## WHAT YOU NEED TO DO
Give back the full material, exactly as it reads.
___ DATA PROVIDED
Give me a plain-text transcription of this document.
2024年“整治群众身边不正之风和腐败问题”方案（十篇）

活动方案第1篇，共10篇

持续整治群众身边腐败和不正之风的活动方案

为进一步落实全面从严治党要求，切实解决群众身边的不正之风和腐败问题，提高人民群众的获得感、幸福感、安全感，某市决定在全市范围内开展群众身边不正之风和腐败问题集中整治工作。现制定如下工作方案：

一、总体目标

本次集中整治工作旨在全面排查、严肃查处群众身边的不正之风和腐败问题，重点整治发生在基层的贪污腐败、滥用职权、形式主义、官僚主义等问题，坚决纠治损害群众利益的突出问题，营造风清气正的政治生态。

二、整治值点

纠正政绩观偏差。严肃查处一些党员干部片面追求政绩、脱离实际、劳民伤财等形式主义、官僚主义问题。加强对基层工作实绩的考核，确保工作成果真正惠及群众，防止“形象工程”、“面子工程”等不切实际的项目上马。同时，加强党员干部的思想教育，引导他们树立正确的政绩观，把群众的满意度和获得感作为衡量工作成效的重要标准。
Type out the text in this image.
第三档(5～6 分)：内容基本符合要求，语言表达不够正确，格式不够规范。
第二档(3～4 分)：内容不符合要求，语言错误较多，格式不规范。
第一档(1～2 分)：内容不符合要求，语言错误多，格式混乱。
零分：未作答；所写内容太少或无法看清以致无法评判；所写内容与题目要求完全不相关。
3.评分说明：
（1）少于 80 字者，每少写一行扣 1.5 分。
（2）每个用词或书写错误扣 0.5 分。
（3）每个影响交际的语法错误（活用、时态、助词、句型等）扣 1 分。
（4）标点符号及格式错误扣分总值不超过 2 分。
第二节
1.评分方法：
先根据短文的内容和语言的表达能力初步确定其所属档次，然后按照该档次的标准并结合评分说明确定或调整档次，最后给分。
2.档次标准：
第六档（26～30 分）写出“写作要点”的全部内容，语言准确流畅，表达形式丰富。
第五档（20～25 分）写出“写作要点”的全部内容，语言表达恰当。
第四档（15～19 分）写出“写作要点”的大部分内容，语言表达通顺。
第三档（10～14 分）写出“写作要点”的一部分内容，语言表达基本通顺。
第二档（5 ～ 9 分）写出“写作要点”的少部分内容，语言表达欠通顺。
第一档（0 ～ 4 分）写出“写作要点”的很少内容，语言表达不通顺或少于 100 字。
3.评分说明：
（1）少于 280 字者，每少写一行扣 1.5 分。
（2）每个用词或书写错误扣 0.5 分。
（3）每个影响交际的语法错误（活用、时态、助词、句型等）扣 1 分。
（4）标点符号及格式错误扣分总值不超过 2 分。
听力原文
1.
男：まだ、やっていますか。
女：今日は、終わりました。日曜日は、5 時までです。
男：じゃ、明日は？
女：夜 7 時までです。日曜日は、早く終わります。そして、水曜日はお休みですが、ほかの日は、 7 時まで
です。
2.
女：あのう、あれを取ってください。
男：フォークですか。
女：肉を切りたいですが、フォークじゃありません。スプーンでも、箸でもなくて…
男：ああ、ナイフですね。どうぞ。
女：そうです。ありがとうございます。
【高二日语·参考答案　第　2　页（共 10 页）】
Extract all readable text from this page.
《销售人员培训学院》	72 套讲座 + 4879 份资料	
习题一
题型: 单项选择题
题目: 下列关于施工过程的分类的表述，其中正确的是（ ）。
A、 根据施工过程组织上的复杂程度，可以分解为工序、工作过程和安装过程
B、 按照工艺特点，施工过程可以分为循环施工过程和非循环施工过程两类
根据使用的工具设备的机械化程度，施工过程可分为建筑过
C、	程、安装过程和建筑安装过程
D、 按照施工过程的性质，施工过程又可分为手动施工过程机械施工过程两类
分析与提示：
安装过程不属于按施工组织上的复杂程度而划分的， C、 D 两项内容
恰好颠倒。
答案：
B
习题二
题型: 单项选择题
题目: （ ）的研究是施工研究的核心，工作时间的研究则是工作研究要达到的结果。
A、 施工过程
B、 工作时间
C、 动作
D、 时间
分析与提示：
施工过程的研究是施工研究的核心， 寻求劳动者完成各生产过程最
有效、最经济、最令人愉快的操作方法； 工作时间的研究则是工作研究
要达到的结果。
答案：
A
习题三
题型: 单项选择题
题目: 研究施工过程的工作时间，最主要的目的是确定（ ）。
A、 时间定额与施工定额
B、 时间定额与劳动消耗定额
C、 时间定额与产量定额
______
## CORRECT ANSWER
Give me a plain-text transcription of this document.
2024年“整治群众身边不正之风和腐败问题”方案（十篇）

活动方案第1篇，共10篇

持续整治群众身边腐败和不正之风的活动方案

为进一步落实全面从严治党要求，切实解决群众身边的不正之风和腐败问题，提高人民群众的获得感、幸福感、安全感，某市决定在全市范围内开展群众身边不正之风和腐败问题集中整治工作。现制定如下工作方案：

一、总体目标

本次集中整治工作旨在全面排查、严肃查处群众身边的不正之风和腐败问题，重点整治发生在基层的贪污腐败、滥用职权、形式主义、官僚主义等问题，坚决纠治损害群众利益的突出问题，营造风清气正的政治生态。

二、整治值点

纠正政绩观偏差。严肃查处一些党员干部片面追求政绩、脱离实际、劳民伤财等形式主义、官僚主义问题。加强对基层工作实绩的考核，确保工作成果真正惠及群众，防止“形象工程”、“面子工程”等不切实际的项目上马。同时，加强党员干部的思想教育，引导他们树立正确的政绩观，把群众的满意度和获得感作为衡量工作成效的重要标准。
Type out the text in this image.
第三档(5～6 分)：内容基本符合要求，语言表达不够正确，格式不够规范。
第二档(3～4 分)：内容不符合要求，语言错误较多，格式不规范。
第一档(1～2 分)：内容不符合要求，语言错误多，格式混乱。
零分：未作答；所写内容太少或无法看清以致无法评判；所写内容与题目要求完全不相关。
3.评分说明：
（1）少于 80 字者，每少写一行扣 1.5 分。
（2）每个用词或书写错误扣 0.5 分。
（3）每个影响交际的语法错误（活用、时态、助词、句型等）扣 1 分。
（4）标点符号及格式错误扣分总值不超过 2 分。
第二节
1.评分方法：
先根据短文的内容和语言的表达能力初步确定其所属档次，然后按照该档次的标准并结合评分说明确定或调整档次，最后给分。
2.档次标准：
第六档（26～30 分）写出“写作要点”的全部内容，语言准确流畅，表达形式丰富。
第五档（20～25 分）写出“写作要点”的全部内容，语言表达恰当。
第四档（15～19 分）写出“写作要点”的大部分内容，语言表达通顺。
第三档（10～14 分）写出“写作要点”的一部分内容，语言表达基本通顺。
第二档（5 ～ 9 分）写出“写作要点”的少部分内容，语言表达欠通顺。
第一档（0 ～ 4 分）写出“写作要点”的很少内容，语言表达不通顺或少于 100 字。
3.评分说明：
（1）少于 280 字者，每少写一行扣 1.5 分。
（2）每个用词或书写错误扣 0.5 分。
（3）每个影响交际的语法错误（活用、时态、助词、句型等）扣 1 分。
（4）标点符号及格式错误扣分总值不超过 2 分。
听力原文
1.
男：まだ、やっていますか。
女：今日は、終わりました。日曜日は、5 時までです。
男：じゃ、明日は？
女：夜 7 時までです。日曜日は、早く終わります。そして、水曜日はお休みですが、ほかの日は、 7 時まで
です。
2.
女：あのう、あれを取ってください。
男：フォークですか。
女：肉を切りたいですが、フォークじゃありません。スプーンでも、箸でもなくて…
男：ああ、ナイフですね。どうぞ。
女：そうです。ありがとうございます。
【高二日语·参考答案　第　2　页（共 10 页）】
Extract all readable text from this page.
《销售人员培训学院》	72 套讲座 + 4879 份资料	
习题一
题型: 单项选择题
题目: 下列关于施工过程的分类的表述，其中正确的是（ ）。
A、 根据施工过程组织上的复杂程度，可以分解为工序、工作过程和安装过程
B、 按照工艺特点，施工过程可以分为循环施工过程和非循环施工过程两类
根据使用的工具设备的机械化程度，施工过程可分为建筑过
C、	程、安装过程和建筑安装过程
D、 按照施工过程的性质，施工过程又可分为手动施工过程机械施工过程两类
分析与提示：
安装过程不属于按施工组织上的复杂程度而划分的， C、 D 两项内容
恰好颠倒。
答案：
B
习题二
题型: 单项选择题
题目: （ ）的研究是施工研究的核心，工作时间的研究则是工作研究要达到的结果。
A、 施工过程
B、 工作时间
C、 动作
D、 时间
分析与提示：
施工过程的研究是施工研究的核心， 寻求劳动者完成各生产过程最
有效、最经济、最令人愉快的操作方法； 工作时间的研究则是工作研究
要达到的结果。
答案：
A
习题三
题型: 单项选择题
题目: 研究施工过程的工作时间，最主要的目的是确定（ ）。
A、 时间定额与施工定额
B、 时间定额与劳动消耗定额
C、 时间定额与产量定额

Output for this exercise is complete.